● **Problem details**
Locate "OCR this image." in the listing below, then output the line holding it and every line after it, exactly and with nothing else.

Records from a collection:
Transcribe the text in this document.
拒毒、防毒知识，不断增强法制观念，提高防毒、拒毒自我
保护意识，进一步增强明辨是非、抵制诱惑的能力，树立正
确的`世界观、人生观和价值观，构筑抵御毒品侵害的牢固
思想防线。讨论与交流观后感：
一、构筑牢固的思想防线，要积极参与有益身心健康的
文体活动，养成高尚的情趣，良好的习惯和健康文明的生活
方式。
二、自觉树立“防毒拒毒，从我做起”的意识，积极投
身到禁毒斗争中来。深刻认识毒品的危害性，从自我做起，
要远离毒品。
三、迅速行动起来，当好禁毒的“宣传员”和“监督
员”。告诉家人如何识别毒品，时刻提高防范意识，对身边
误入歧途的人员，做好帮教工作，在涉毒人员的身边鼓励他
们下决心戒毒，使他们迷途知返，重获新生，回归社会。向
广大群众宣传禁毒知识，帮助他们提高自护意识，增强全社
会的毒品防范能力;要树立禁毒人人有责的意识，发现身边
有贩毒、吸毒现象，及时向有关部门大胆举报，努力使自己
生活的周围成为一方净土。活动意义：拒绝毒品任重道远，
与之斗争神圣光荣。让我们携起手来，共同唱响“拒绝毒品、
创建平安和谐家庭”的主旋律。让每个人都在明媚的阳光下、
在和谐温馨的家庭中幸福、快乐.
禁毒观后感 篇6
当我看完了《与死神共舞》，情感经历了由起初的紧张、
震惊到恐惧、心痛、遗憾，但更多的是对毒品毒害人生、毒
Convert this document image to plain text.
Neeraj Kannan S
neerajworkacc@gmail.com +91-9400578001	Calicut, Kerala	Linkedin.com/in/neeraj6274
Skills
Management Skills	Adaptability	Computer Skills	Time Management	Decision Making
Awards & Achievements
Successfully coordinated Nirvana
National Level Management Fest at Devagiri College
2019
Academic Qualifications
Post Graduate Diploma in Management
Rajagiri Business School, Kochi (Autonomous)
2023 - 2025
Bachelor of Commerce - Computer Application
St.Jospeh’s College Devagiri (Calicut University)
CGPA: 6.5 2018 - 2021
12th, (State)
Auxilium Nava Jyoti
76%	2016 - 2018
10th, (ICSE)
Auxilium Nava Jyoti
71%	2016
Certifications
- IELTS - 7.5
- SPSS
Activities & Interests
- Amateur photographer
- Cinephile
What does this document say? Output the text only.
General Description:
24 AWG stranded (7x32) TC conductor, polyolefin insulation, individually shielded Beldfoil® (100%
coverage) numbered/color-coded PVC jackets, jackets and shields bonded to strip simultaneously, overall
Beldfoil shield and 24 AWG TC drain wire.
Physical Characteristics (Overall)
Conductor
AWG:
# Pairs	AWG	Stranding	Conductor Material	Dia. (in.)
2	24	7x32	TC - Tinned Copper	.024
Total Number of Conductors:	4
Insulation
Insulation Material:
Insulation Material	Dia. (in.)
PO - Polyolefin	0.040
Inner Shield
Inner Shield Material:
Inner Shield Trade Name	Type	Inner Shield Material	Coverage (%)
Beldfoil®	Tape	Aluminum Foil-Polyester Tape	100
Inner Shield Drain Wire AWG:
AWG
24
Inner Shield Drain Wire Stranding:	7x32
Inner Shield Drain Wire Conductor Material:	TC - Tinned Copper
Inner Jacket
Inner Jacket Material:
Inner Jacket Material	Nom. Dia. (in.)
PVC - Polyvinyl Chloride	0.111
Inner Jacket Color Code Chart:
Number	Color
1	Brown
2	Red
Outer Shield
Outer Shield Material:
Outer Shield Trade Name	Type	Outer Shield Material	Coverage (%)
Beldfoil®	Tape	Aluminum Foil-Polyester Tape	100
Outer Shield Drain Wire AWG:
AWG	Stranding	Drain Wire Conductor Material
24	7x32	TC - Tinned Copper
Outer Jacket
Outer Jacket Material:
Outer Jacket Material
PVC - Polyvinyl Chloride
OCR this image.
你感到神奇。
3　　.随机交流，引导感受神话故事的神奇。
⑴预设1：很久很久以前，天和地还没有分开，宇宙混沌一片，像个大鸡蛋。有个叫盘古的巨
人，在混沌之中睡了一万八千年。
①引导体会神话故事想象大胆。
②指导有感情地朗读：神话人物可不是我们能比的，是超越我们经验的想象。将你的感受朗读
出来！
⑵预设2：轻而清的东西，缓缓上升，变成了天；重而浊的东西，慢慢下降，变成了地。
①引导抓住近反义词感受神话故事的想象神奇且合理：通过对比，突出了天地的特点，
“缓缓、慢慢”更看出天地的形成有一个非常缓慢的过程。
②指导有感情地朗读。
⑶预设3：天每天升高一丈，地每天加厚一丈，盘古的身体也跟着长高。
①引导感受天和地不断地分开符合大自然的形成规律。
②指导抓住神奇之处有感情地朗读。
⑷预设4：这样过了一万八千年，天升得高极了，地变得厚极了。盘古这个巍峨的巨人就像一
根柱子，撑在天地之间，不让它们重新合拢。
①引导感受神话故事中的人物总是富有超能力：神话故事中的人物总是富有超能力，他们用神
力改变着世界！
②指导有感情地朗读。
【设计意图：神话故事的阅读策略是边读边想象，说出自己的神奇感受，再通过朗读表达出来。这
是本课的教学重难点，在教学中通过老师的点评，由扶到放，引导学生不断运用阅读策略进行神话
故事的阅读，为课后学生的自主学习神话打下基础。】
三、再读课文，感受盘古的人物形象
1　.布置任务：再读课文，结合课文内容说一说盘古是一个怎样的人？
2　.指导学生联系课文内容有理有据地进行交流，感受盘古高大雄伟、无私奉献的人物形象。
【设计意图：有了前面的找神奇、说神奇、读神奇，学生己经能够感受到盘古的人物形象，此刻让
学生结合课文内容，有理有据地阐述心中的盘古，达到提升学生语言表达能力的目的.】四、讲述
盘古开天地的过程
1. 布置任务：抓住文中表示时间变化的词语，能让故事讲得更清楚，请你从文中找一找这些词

● **Answer to the task**
OCR this image.
你感到神奇。
3　　.随机交流，引导感受神话故事的神奇。
⑴预设1：很久很久以前，天和地还没有分开，宇宙混沌一片，像个大鸡蛋。有个叫盘古的巨
人，在混沌之中睡了一万八千年。
①引导体会神话故事想象大胆。
②指导有感情地朗读：神话人物可不是我们能比的，是超越我们经验的想象。将你的感受朗读
出来！
⑵预设2：轻而清的东西，缓缓上升，变成了天；重而浊的东西，慢慢下降，变成了地。
①引导抓住近反义词感受神话故事的想象神奇且合理：通过对比，突出了天地的特点，
“缓缓、慢慢”更看出天地的形成有一个非常缓慢的过程。
②指导有感情地朗读。
⑶预设3：天每天升高一丈，地每天加厚一丈，盘古的身体也跟着长高。
①引导感受天和地不断地分开符合大自然的形成规律。
②指导抓住神奇之处有感情地朗读。
⑷预设4：这样过了一万八千年，天升得高极了，地变得厚极了。盘古这个巍峨的巨人就像一
根柱子，撑在天地之间，不让它们重新合拢。
①引导感受神话故事中的人物总是富有超能力：神话故事中的人物总是富有超能力，他们用神
力改变着世界！
②指导有感情地朗读。
【设计意图：神话故事的阅读策略是边读边想象，说出自己的神奇感受，再通过朗读表达出来。这
是本课的教学重难点，在教学中通过老师的点评，由扶到放，引导学生不断运用阅读策略进行神话
故事的阅读，为课后学生的自主学习神话打下基础。】
三、再读课文，感受盘古的人物形象
1　.布置任务：再读课文，结合课文内容说一说盘古是一个怎样的人？
2　.指导学生联系课文内容有理有据地进行交流，感受盘古高大雄伟、无私奉献的人物形象。
【设计意图：有了前面的找神奇、说神奇、读神奇，学生己经能够感受到盘古的人物形象，此刻让
学生结合课文内容，有理有据地阐述心中的盘古，达到提升学生语言表达能力的目的.】四、讲述
盘古开天地的过程
1. 布置任务：抓住文中表示时间变化的词语，能让故事讲得更清楚，请你从文中找一找这些词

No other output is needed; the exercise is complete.